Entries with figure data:
☆ ☆ ☆ ☆ ☆
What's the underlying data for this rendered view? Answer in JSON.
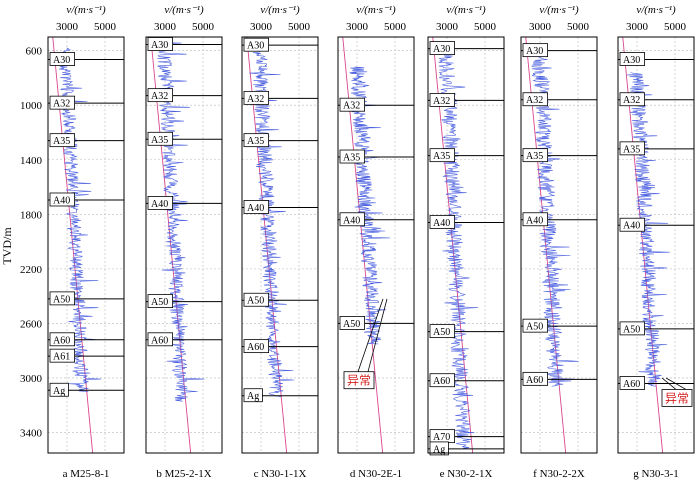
{
  "figure": {
    "y_axis_label": "TVD/m",
    "top_axis_label": "v/(m·s⁻¹)",
    "anomaly_label": "异常"
  },
  "chart_data": {
    "type": "line",
    "xlim": [
      2000,
      6000
    ],
    "ylim": [
      3550,
      500
    ],
    "x_ticks": [
      3000,
      5000
    ],
    "y_ticks": [
      600,
      1000,
      1400,
      1800,
      2200,
      2600,
      3000,
      3400
    ],
    "grid": true,
    "panels": [
      {
        "caption": "a  M25-8-1",
        "top": 580,
        "bottom": 3100,
        "base": 2900,
        "amp": 750,
        "seed": 3,
        "markers": [
          {
            "name": "A30",
            "depth": 665
          },
          {
            "name": "A32",
            "depth": 985
          },
          {
            "name": "A35",
            "depth": 1260
          },
          {
            "name": "A40",
            "depth": 1695
          },
          {
            "name": "A50",
            "depth": 2420
          },
          {
            "name": "A60",
            "depth": 2720
          },
          {
            "name": "A61",
            "depth": 2840
          },
          {
            "name": "Ag",
            "depth": 3090
          }
        ]
      },
      {
        "caption": "b  M25-2-1X",
        "top": 540,
        "bottom": 3170,
        "base": 2950,
        "amp": 800,
        "seed": 11,
        "markers": [
          {
            "name": "A30",
            "depth": 555
          },
          {
            "name": "A32",
            "depth": 930
          },
          {
            "name": "A35",
            "depth": 1250
          },
          {
            "name": "A40",
            "depth": 1720
          },
          {
            "name": "A50",
            "depth": 2440
          },
          {
            "name": "A60",
            "depth": 2720
          }
        ]
      },
      {
        "caption": "c  N30-1-1X",
        "top": 540,
        "bottom": 3140,
        "base": 2900,
        "amp": 820,
        "seed": 19,
        "markers": [
          {
            "name": "A30",
            "depth": 560
          },
          {
            "name": "A32",
            "depth": 950
          },
          {
            "name": "A35",
            "depth": 1260
          },
          {
            "name": "A40",
            "depth": 1750
          },
          {
            "name": "A50",
            "depth": 2430
          },
          {
            "name": "A60",
            "depth": 2770
          },
          {
            "name": "Ag",
            "depth": 3130
          }
        ]
      },
      {
        "caption": "d  N30-2E-1",
        "top": 720,
        "bottom": 2750,
        "base": 3000,
        "amp": 820,
        "seed": 27,
        "markers": [
          {
            "name": "A32",
            "depth": 1000
          },
          {
            "name": "A35",
            "depth": 1380
          },
          {
            "name": "A40",
            "depth": 1840
          },
          {
            "name": "A50",
            "depth": 2600
          }
        ]
      },
      {
        "caption": "e  N30-2-1X",
        "top": 560,
        "bottom": 3520,
        "base": 2950,
        "amp": 880,
        "seed": 35,
        "markers": [
          {
            "name": "A30",
            "depth": 585
          },
          {
            "name": "A32",
            "depth": 965
          },
          {
            "name": "A35",
            "depth": 1370
          },
          {
            "name": "A40",
            "depth": 1860
          },
          {
            "name": "A50",
            "depth": 2660
          },
          {
            "name": "A60",
            "depth": 3020
          },
          {
            "name": "A70",
            "depth": 3430
          },
          {
            "name": "Ag",
            "depth": 3520
          }
        ]
      },
      {
        "caption": "f  N30-2-2X",
        "top": 570,
        "bottom": 3060,
        "base": 2950,
        "amp": 900,
        "seed": 43,
        "markers": [
          {
            "name": "A30",
            "depth": 600
          },
          {
            "name": "A32",
            "depth": 960
          },
          {
            "name": "A35",
            "depth": 1370
          },
          {
            "name": "A40",
            "depth": 1840
          },
          {
            "name": "A50",
            "depth": 2620
          },
          {
            "name": "A60",
            "depth": 3010
          }
        ]
      },
      {
        "caption": "g  N30-3-1",
        "top": 760,
        "bottom": 3060,
        "base": 3000,
        "amp": 850,
        "seed": 51,
        "markers": [
          {
            "name": "A30",
            "depth": 665
          },
          {
            "name": "A32",
            "depth": 960
          },
          {
            "name": "A35",
            "depth": 1320
          },
          {
            "name": "A40",
            "depth": 1880
          },
          {
            "name": "A50",
            "depth": 2640
          },
          {
            "name": "A60",
            "depth": 3040
          }
        ]
      }
    ],
    "anomaly_panels": [
      3,
      6
    ]
  }
}
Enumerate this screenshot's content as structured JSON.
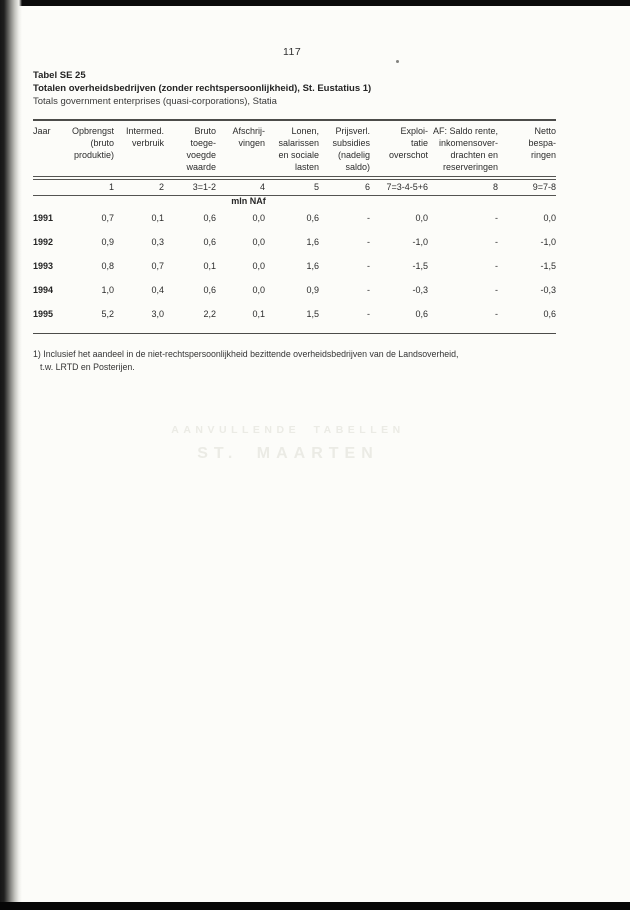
{
  "page": {
    "page_number": "117",
    "table_label": "Tabel SE 25",
    "title_nl": "Totalen overheidsbedrijven (zonder rechtspersoonlijkheid), St. Eustatius 1)",
    "title_en": "Totals government enterprises (quasi-corporations), Statia",
    "unit_label": "mln NAf",
    "footnote_line1": "1) Inclusief het aandeel in de niet-rechtspersoonlijkheid bezittende overheidsbedrijven van de Landsoverheid,",
    "footnote_line2": "t.w. LRTD en Posterijen.",
    "watermark_line1": "AANVULLENDE TABELLEN",
    "watermark_line2": "ST. MAARTEN"
  },
  "table": {
    "columns": [
      {
        "label_lines": [
          "Jaar"
        ],
        "code": ""
      },
      {
        "label_lines": [
          "Opbrengst",
          "(bruto",
          "produktie)"
        ],
        "code": "1"
      },
      {
        "label_lines": [
          "Intermed.",
          "verbruik"
        ],
        "code": "2"
      },
      {
        "label_lines": [
          "Bruto",
          "toege-",
          "voegde",
          "waarde"
        ],
        "code": "3=1-2"
      },
      {
        "label_lines": [
          "Afschrij-",
          "vingen"
        ],
        "code": "4"
      },
      {
        "label_lines": [
          "Lonen,",
          "salarissen",
          "en sociale",
          "lasten"
        ],
        "code": "5"
      },
      {
        "label_lines": [
          "Prijsverl.",
          "subsidies",
          "(nadelig",
          "saldo)"
        ],
        "code": "6"
      },
      {
        "label_lines": [
          "Exploi-",
          "tatie",
          "overschot"
        ],
        "code": "7=3-4-5+6"
      },
      {
        "label_lines": [
          "AF: Saldo rente,",
          "inkomensover-",
          "drachten en",
          "reserveringen"
        ],
        "code": "8"
      },
      {
        "label_lines": [
          "Netto",
          "bespa-",
          "ringen"
        ],
        "code": "9=7-8"
      }
    ],
    "rows": [
      {
        "year": "1991",
        "values": [
          "0,7",
          "0,1",
          "0,6",
          "0,0",
          "0,6",
          "-",
          "0,0",
          "-",
          "0,0"
        ]
      },
      {
        "year": "1992",
        "values": [
          "0,9",
          "0,3",
          "0,6",
          "0,0",
          "1,6",
          "-",
          "-1,0",
          "-",
          "-1,0"
        ]
      },
      {
        "year": "1993",
        "values": [
          "0,8",
          "0,7",
          "0,1",
          "0,0",
          "1,6",
          "-",
          "-1,5",
          "-",
          "-1,5"
        ]
      },
      {
        "year": "1994",
        "values": [
          "1,0",
          "0,4",
          "0,6",
          "0,0",
          "0,9",
          "-",
          "-0,3",
          "-",
          "-0,3"
        ]
      },
      {
        "year": "1995",
        "values": [
          "5,2",
          "3,0",
          "2,2",
          "0,1",
          "1,5",
          "-",
          "0,6",
          "-",
          "0,6"
        ]
      }
    ]
  }
}
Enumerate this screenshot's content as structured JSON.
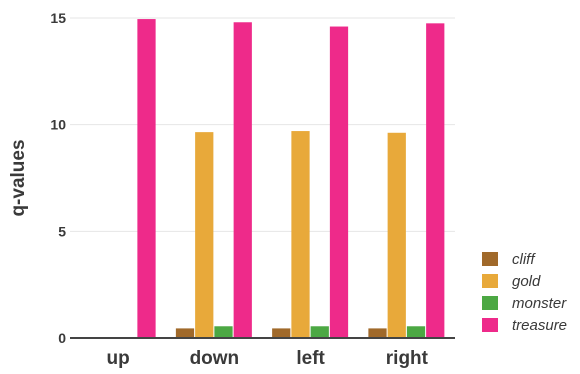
{
  "chart_data": {
    "type": "bar",
    "categories": [
      "up",
      "down",
      "left",
      "right"
    ],
    "ylabel": "q-values",
    "xlabel": "",
    "ylim": [
      0,
      15
    ],
    "yticks": [
      0,
      5,
      10,
      15
    ],
    "grid": true,
    "legend_position": "bottom-right",
    "series": [
      {
        "name": "cliff",
        "color": "#a0692a",
        "values": [
          0.03,
          0.45,
          0.45,
          0.45
        ]
      },
      {
        "name": "gold",
        "color": "#e8a93a",
        "values": [
          0.03,
          9.65,
          9.7,
          9.62
        ]
      },
      {
        "name": "monster",
        "color": "#4ca843",
        "values": [
          0.03,
          0.55,
          0.55,
          0.55
        ]
      },
      {
        "name": "treasure",
        "color": "#ee2a8a",
        "values": [
          14.95,
          14.8,
          14.6,
          14.75
        ]
      }
    ]
  }
}
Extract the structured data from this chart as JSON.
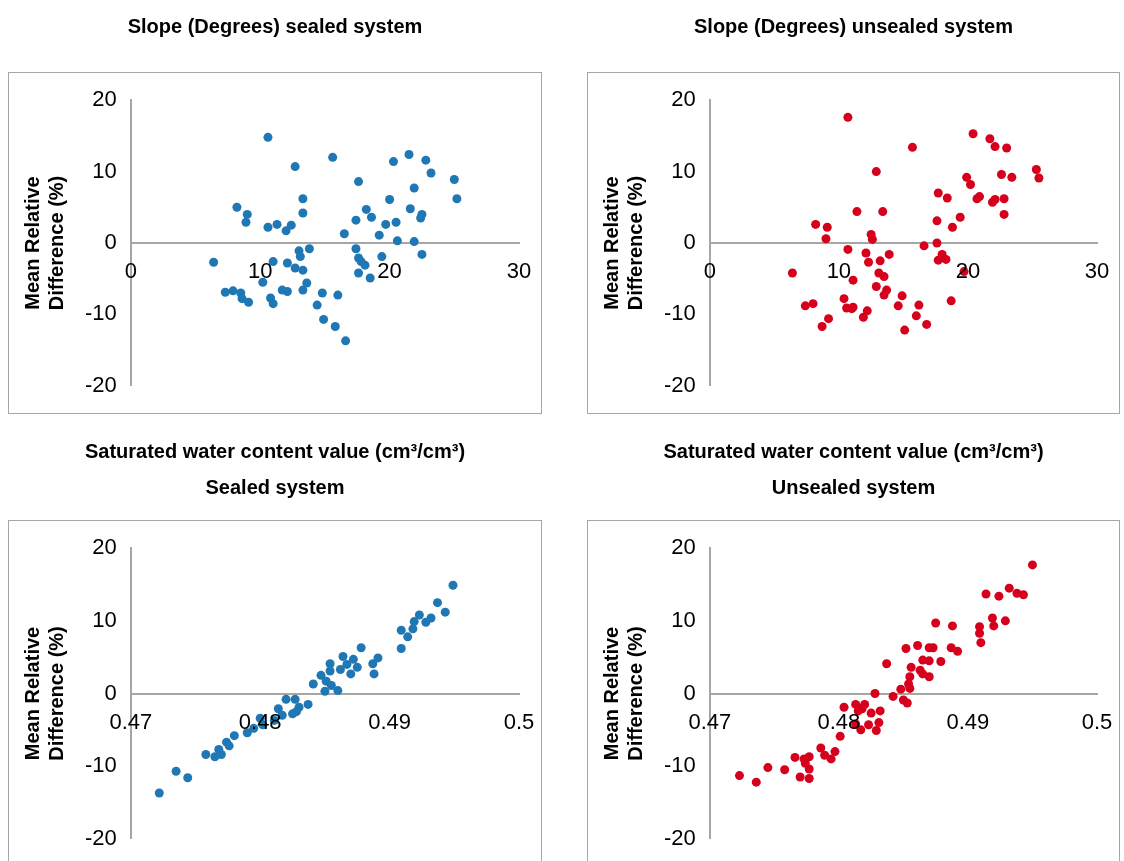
{
  "chart_data": [
    {
      "type": "scatter",
      "title": "Slope (Degrees) sealed system",
      "ylabel": "Mean Relative Difference (%)",
      "color": "#1f77b4",
      "marker": "circle",
      "xlim": [
        0,
        30
      ],
      "ylim": [
        -20,
        20
      ],
      "xticks": [
        0,
        10,
        20,
        30
      ],
      "yticks": [
        -20,
        -10,
        0,
        10,
        20
      ],
      "x": [
        10.6,
        15.6,
        21.5,
        20.3,
        22.8,
        23.2,
        12.7,
        17.6,
        25.0,
        25.2,
        21.9,
        13.3,
        20.0,
        8.2,
        9.0,
        13.3,
        18.2,
        18.6,
        21.6,
        22.5,
        22.4,
        8.9,
        10.6,
        11.3,
        12.4,
        12.0,
        17.4,
        19.7,
        20.5,
        16.5,
        19.2,
        20.6,
        21.9,
        17.4,
        13.0,
        13.8,
        13.1,
        22.5,
        19.4,
        17.6,
        17.8,
        18.1,
        6.4,
        11.0,
        12.1,
        12.7,
        13.3,
        17.6,
        18.5,
        10.2,
        13.6,
        7.3,
        7.9,
        8.5,
        8.6,
        9.1,
        11.7,
        12.1,
        13.3,
        14.8,
        16.0,
        10.8,
        11.0,
        14.4,
        14.9,
        15.8,
        16.6
      ],
      "values": [
        14.8,
        12.0,
        12.4,
        11.4,
        11.6,
        9.8,
        10.7,
        8.6,
        8.9,
        6.2,
        7.7,
        6.2,
        6.1,
        5.0,
        4.0,
        4.2,
        4.7,
        3.6,
        4.8,
        4.0,
        3.5,
        2.9,
        2.2,
        2.6,
        2.5,
        1.7,
        3.2,
        2.6,
        2.9,
        1.3,
        1.1,
        0.3,
        0.2,
        -0.8,
        -1.1,
        -0.8,
        -1.9,
        -1.6,
        -1.9,
        -2.1,
        -2.6,
        -3.1,
        -2.7,
        -2.6,
        -2.8,
        -3.5,
        -3.8,
        -4.2,
        -4.9,
        -5.5,
        -5.6,
        -6.9,
        -6.7,
        -7.0,
        -7.8,
        -8.3,
        -6.6,
        -6.8,
        -6.6,
        -7.0,
        -7.3,
        -7.7,
        -8.5,
        -8.7,
        -10.7,
        -11.7,
        -13.7
      ]
    },
    {
      "type": "scatter",
      "title": "Slope (Degrees) unsealed system",
      "ylabel": "Mean Relative Difference (%)",
      "color": "#d7001c",
      "marker": "circle",
      "xlim": [
        0,
        30
      ],
      "ylim": [
        -20,
        20
      ],
      "xticks": [
        0,
        10,
        20,
        30
      ],
      "yticks": [
        -20,
        -10,
        0,
        10,
        20
      ],
      "x": [
        10.7,
        20.4,
        21.7,
        22.1,
        23.0,
        15.7,
        12.9,
        25.3,
        25.5,
        19.9,
        20.2,
        22.6,
        23.4,
        17.7,
        18.4,
        20.7,
        20.9,
        21.9,
        22.1,
        22.8,
        22.8,
        11.4,
        13.4,
        19.4,
        17.6,
        18.8,
        8.2,
        9.1,
        9.0,
        12.5,
        12.6,
        16.6,
        17.6,
        10.7,
        12.1,
        13.9,
        12.3,
        13.2,
        18.0,
        17.7,
        18.3,
        6.4,
        13.1,
        13.5,
        19.7,
        12.9,
        13.7,
        13.5,
        14.9,
        11.1,
        10.4,
        7.4,
        8.0,
        10.6,
        11.0,
        11.1,
        12.2,
        14.6,
        16.2,
        18.7,
        11.9,
        16.0,
        16.8,
        9.2,
        8.7,
        15.1
      ],
      "values": [
        17.6,
        15.3,
        14.6,
        13.5,
        13.3,
        13.4,
        10.0,
        10.3,
        9.1,
        9.2,
        8.2,
        9.6,
        9.2,
        7.0,
        6.3,
        6.2,
        6.5,
        5.7,
        6.1,
        6.2,
        4.0,
        4.4,
        4.4,
        3.6,
        3.1,
        2.2,
        2.6,
        2.2,
        0.6,
        1.2,
        0.5,
        -0.4,
        0.0,
        -0.9,
        -1.4,
        -1.6,
        -2.7,
        -2.5,
        -1.6,
        -2.4,
        -2.3,
        -4.2,
        -4.2,
        -4.7,
        -4.0,
        -6.1,
        -6.6,
        -7.3,
        -7.4,
        -5.2,
        -7.8,
        -8.8,
        -8.5,
        -9.1,
        -9.2,
        -9.0,
        -9.5,
        -8.8,
        -8.7,
        -8.1,
        -10.4,
        -10.2,
        -11.4,
        -10.6,
        -11.7,
        -12.2
      ]
    },
    {
      "type": "scatter",
      "title": "Saturated water content value (cm³/cm³)",
      "subtitle": "Sealed system",
      "ylabel": "Mean Relative Difference (%)",
      "color": "#1f77b4",
      "marker": "circle",
      "xlim": [
        0.47,
        0.5
      ],
      "ylim": [
        -20,
        20
      ],
      "xticks": [
        0.47,
        0.48,
        0.49,
        0.5
      ],
      "yticks": [
        -20,
        -10,
        0,
        10,
        20
      ],
      "x": [
        0.4949,
        0.4937,
        0.4943,
        0.4923,
        0.4932,
        0.4928,
        0.4919,
        0.4918,
        0.4909,
        0.4914,
        0.4909,
        0.4878,
        0.4891,
        0.4887,
        0.4888,
        0.4864,
        0.4872,
        0.4867,
        0.4875,
        0.487,
        0.4862,
        0.4854,
        0.4854,
        0.4847,
        0.4851,
        0.4841,
        0.4855,
        0.485,
        0.486,
        0.482,
        0.4827,
        0.4837,
        0.483,
        0.4825,
        0.4814,
        0.4817,
        0.4828,
        0.4811,
        0.48,
        0.4802,
        0.4795,
        0.479,
        0.478,
        0.4774,
        0.4776,
        0.4768,
        0.477,
        0.4765,
        0.4758,
        0.4735,
        0.4744,
        0.4722
      ],
      "values": [
        14.9,
        12.5,
        11.2,
        10.8,
        10.4,
        9.8,
        9.9,
        8.9,
        8.7,
        7.8,
        6.2,
        6.3,
        4.9,
        4.1,
        2.7,
        5.1,
        4.7,
        4.0,
        3.6,
        2.7,
        3.3,
        4.1,
        3.1,
        2.5,
        1.7,
        1.3,
        1.1,
        0.3,
        0.4,
        -0.8,
        -0.8,
        -1.5,
        -1.9,
        -2.8,
        -2.1,
        -3.0,
        -2.5,
        -3.7,
        -3.4,
        -4.3,
        -4.8,
        -5.4,
        -5.8,
        -6.7,
        -7.2,
        -7.7,
        -8.4,
        -8.7,
        -8.4,
        -10.7,
        -11.6,
        -13.7
      ]
    },
    {
      "type": "scatter",
      "title": "Saturated water content value (cm³/cm³)",
      "subtitle": "Unsealed system",
      "ylabel": "Mean Relative Difference (%)",
      "color": "#d7001c",
      "marker": "circle",
      "xlim": [
        0.47,
        0.5
      ],
      "ylim": [
        -20,
        20
      ],
      "xticks": [
        0.47,
        0.48,
        0.49,
        0.5
      ],
      "yticks": [
        -20,
        -10,
        0,
        10,
        20
      ],
      "x": [
        0.495,
        0.4932,
        0.4938,
        0.4943,
        0.4914,
        0.4924,
        0.4875,
        0.4888,
        0.4919,
        0.4909,
        0.4909,
        0.492,
        0.4929,
        0.491,
        0.4852,
        0.4861,
        0.487,
        0.4873,
        0.4887,
        0.4892,
        0.4865,
        0.487,
        0.4879,
        0.4837,
        0.4856,
        0.4863,
        0.4865,
        0.487,
        0.4855,
        0.4854,
        0.4855,
        0.4848,
        0.4828,
        0.4842,
        0.485,
        0.4853,
        0.4804,
        0.4813,
        0.482,
        0.4818,
        0.4815,
        0.4825,
        0.4832,
        0.4813,
        0.4823,
        0.4831,
        0.4817,
        0.4829,
        0.4801,
        0.4786,
        0.4789,
        0.4797,
        0.4794,
        0.4777,
        0.4766,
        0.4773,
        0.4777,
        0.4774,
        0.4745,
        0.4758,
        0.477,
        0.4777,
        0.4723,
        0.4736
      ],
      "values": [
        17.7,
        14.5,
        13.8,
        13.6,
        13.7,
        13.4,
        9.7,
        9.3,
        10.4,
        9.2,
        8.3,
        9.3,
        10.0,
        7.0,
        6.2,
        6.6,
        6.3,
        6.3,
        6.3,
        5.8,
        4.6,
        4.5,
        4.4,
        4.1,
        3.6,
        3.2,
        2.7,
        2.3,
        2.3,
        1.3,
        0.7,
        0.6,
        0.0,
        -0.4,
        -0.9,
        -1.3,
        -1.9,
        -1.5,
        -1.5,
        -2.1,
        -2.4,
        -2.7,
        -2.4,
        -4.2,
        -4.3,
        -4.0,
        -5.0,
        -5.1,
        -5.9,
        -7.5,
        -8.5,
        -8.0,
        -9.0,
        -8.7,
        -8.8,
        -9.0,
        -10.4,
        -9.6,
        -10.2,
        -10.5,
        -11.5,
        -11.7,
        -11.3,
        -12.2
      ]
    }
  ]
}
☆ ☆ ☆ ☆ ☆
__What is asked__: Show each line in the entries that holds the string "overheidsbedrijven".

__Written reply__:
    "title_nl": "Totalen overheidsbedrijven (zonder rechtspersoonlijkheid), St. Eustatius 1)",
    "footnote_line1": "1) Inclusief het aandeel in de niet-rechtspersoonlijkheid bezittende overheidsbedrijven van de Landsoverheid,",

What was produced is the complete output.